§ What you have to do: Please quote, character for character, the rows from the line with "candle-body: [335, 148, 338, 152]" up to and including the line with "candle-body: [421, 225, 424, 242]".
-------- Data provided --------
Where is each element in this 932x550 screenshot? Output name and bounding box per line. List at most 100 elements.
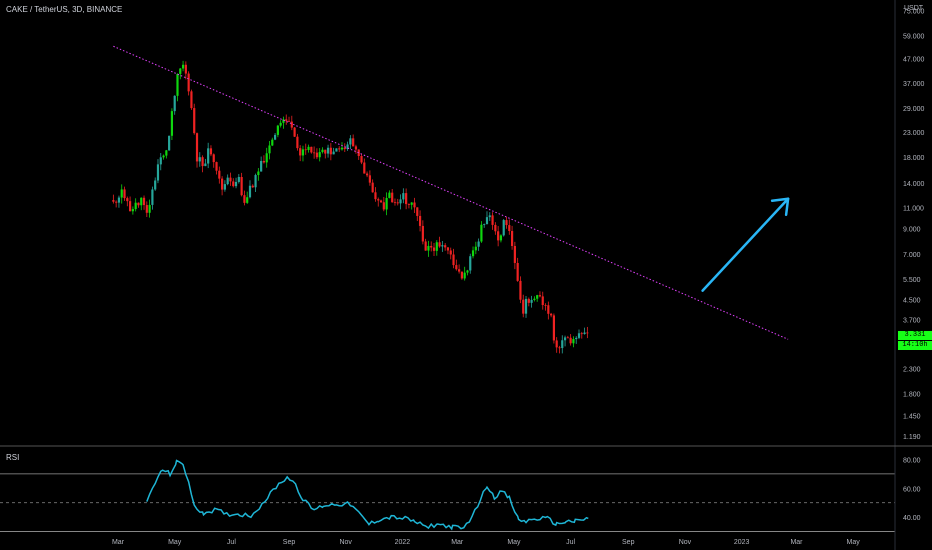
candle-body: [335, 148, 338, 152]
candle-body: [282, 119, 285, 123]
candle-body: [168, 135, 171, 151]
candle-body: [229, 177, 232, 182]
candle-body: [165, 150, 168, 156]
candle-body: [505, 220, 508, 226]
candle-body: [368, 175, 371, 183]
candle-body: [310, 146, 313, 153]
candle-body: [421, 225, 424, 242]
rsi-tick-label: 60.00: [903, 486, 921, 493]
candle-body: [424, 241, 427, 251]
candle-body: [204, 163, 207, 167]
candle-body: [251, 185, 254, 188]
candle-body: [246, 197, 249, 203]
candle-body: [363, 162, 366, 174]
candle-body: [550, 313, 553, 316]
time-tick-label: Jul: [227, 539, 236, 546]
arrow-head: [770, 197, 790, 216]
time-tick-label: 2022: [395, 539, 411, 546]
candle-body: [379, 200, 383, 203]
candle-body: [519, 280, 522, 300]
candle-body: [296, 136, 299, 149]
candle-body: [455, 265, 458, 270]
candle-body: [510, 231, 514, 247]
candle-body: [483, 224, 486, 225]
candle-body: [463, 272, 466, 279]
candle-body: [307, 146, 310, 150]
candle-body: [396, 202, 399, 204]
candle-body: [315, 152, 319, 158]
candle-body: [365, 173, 369, 176]
price-tick-label: 75.000: [903, 9, 925, 16]
candle-body: [516, 262, 519, 281]
candle-body: [480, 224, 483, 242]
candle-body: [313, 152, 316, 154]
candle-body: [407, 204, 411, 205]
candle-body: [460, 271, 463, 279]
candle-body: [148, 204, 151, 213]
candle-body: [580, 333, 583, 335]
candle-body: [471, 250, 475, 257]
arrow-shaft: [701, 197, 790, 292]
time-axis: Mar May Jul Sep Nov 2022 Mar May Jul Sep Nov 2023 Ma…: [112, 539, 860, 546]
price-tick-label: 1.190: [903, 434, 921, 441]
price-tick-label: 1.800: [903, 391, 921, 398]
candle-body: [524, 298, 528, 314]
candle-body: [360, 155, 363, 163]
candle-body: [572, 339, 575, 344]
candle-body: [522, 299, 525, 314]
countdown-badge: 14:10h: [898, 341, 932, 350]
candle-body: [131, 209, 134, 212]
candle-body: [248, 185, 252, 198]
candle-body: [530, 299, 533, 303]
candle-body: [441, 245, 444, 247]
candle-body: [541, 296, 544, 306]
candle-body: [209, 148, 213, 155]
candle-body: [221, 178, 224, 190]
candle-body: [128, 201, 132, 212]
candle-body: [388, 192, 391, 198]
candle-body: [326, 147, 330, 154]
candle-body: [156, 164, 160, 181]
candle-body: [393, 202, 397, 204]
candle-body: [449, 250, 452, 255]
candle-body: [382, 202, 385, 210]
candle-body: [343, 147, 346, 150]
candle-body: [293, 127, 296, 137]
candle-body: [232, 181, 235, 187]
candle-body: [561, 340, 564, 349]
chart-title: CAKE / TetherUS, 3D, BINANCE: [6, 5, 123, 14]
candle-body: [563, 337, 567, 341]
candle-body: [458, 269, 461, 272]
candle-body: [329, 147, 332, 155]
candle-body: [262, 161, 266, 163]
price-tick-label: 11.000: [903, 206, 924, 213]
candle-body: [193, 108, 196, 134]
candlestick-series: [112, 60, 589, 354]
candle-body: [427, 245, 430, 251]
candle-body: [324, 149, 327, 154]
candle-body: [391, 192, 394, 203]
candle-body: [254, 175, 257, 188]
candle-body: [226, 177, 229, 185]
candle-body: [159, 157, 162, 165]
candle-body: [290, 121, 293, 128]
candle-body: [112, 200, 115, 202]
candle-body: [349, 138, 352, 145]
candle-body: [187, 73, 190, 92]
candle-body: [265, 153, 268, 163]
candle-body: [318, 152, 321, 158]
candle-body: [377, 199, 380, 201]
candle-body: [117, 197, 121, 203]
time-tick-label: 2023: [734, 539, 750, 546]
candle-body: [444, 245, 447, 248]
candle-body: [558, 347, 561, 349]
candle-body: [176, 73, 179, 96]
candle-body: [145, 205, 148, 213]
candle-body: [354, 146, 358, 150]
candle-body: [508, 225, 511, 232]
resistance-trendline: [113, 45, 789, 340]
candle-body: [207, 148, 210, 164]
price-tick-label: 29.000: [903, 106, 925, 113]
candle-body: [352, 138, 355, 147]
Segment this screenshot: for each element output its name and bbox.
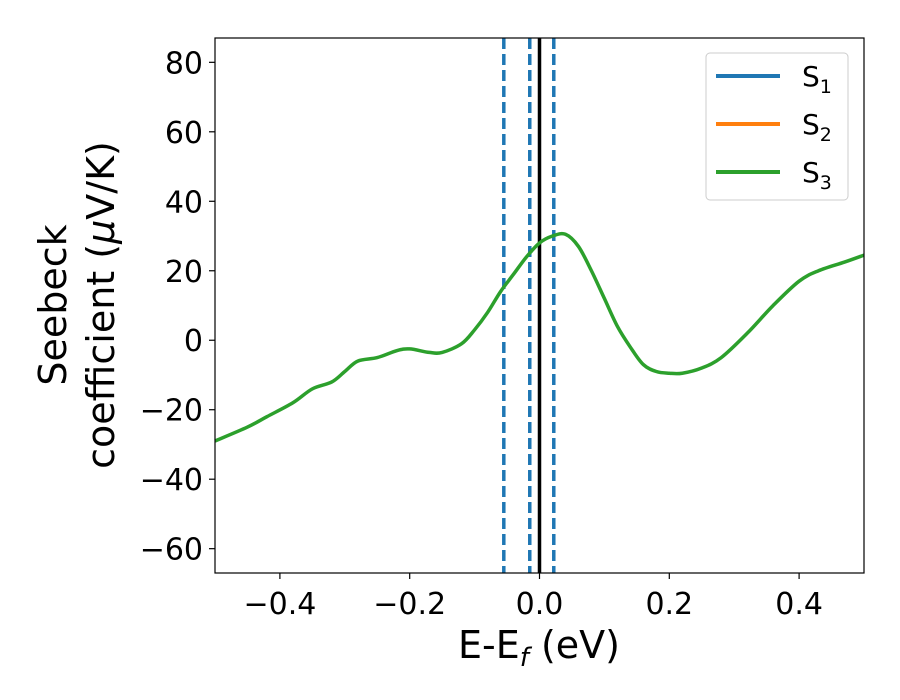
x-axis-label-main: E-E [458,623,520,667]
y-axis-label-line1: Seebeck [31,224,75,385]
x-axis-label: E-Ef (eV) [458,623,620,673]
x-axis-label-unit: (eV) [529,623,620,667]
y-axis-label-suffix: V/K) [79,141,123,220]
y-tick-label: 60 [165,116,203,151]
x-tick-label: −0.4 [243,587,316,622]
y-tick-label: −40 [140,463,203,498]
y-tick-label: −20 [140,394,203,429]
x-tick-label: 0.4 [775,587,823,622]
y-axis-label-mu: μ [79,220,123,245]
y-tick-label: −60 [140,533,203,568]
y-tick-label: 80 [165,46,203,81]
legend: S1 S2 S3 [705,52,849,201]
x-tick-label: −0.2 [373,587,446,622]
y-tick-label: 20 [165,255,203,290]
y-axis-label-line2: coefficient (μV/K) [79,141,123,469]
y-tick-label: 0 [184,324,203,359]
legend-label-s3: S3 [802,156,832,194]
x-tick-label: 0.0 [516,587,564,622]
x-tick-label: 0.2 [645,587,693,622]
y-tick-label: 40 [165,185,203,220]
legend-label-s2: S2 [802,108,832,146]
legend-label-s1: S1 [802,60,832,98]
y-axis-label-prefix: coefficient ( [79,244,123,469]
series-line-s3 [214,231,865,443]
legend-box [705,52,849,201]
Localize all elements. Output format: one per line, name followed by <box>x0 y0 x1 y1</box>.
--------
§ Task output:
candle-body: [335, 148, 338, 152]
candle-body: [282, 119, 285, 123]
candle-body: [168, 135, 171, 151]
candle-body: [229, 177, 232, 182]
candle-body: [165, 150, 168, 156]
candle-body: [505, 220, 508, 226]
candle-body: [368, 175, 371, 183]
candle-body: [310, 146, 313, 153]
candle-body: [421, 225, 424, 242]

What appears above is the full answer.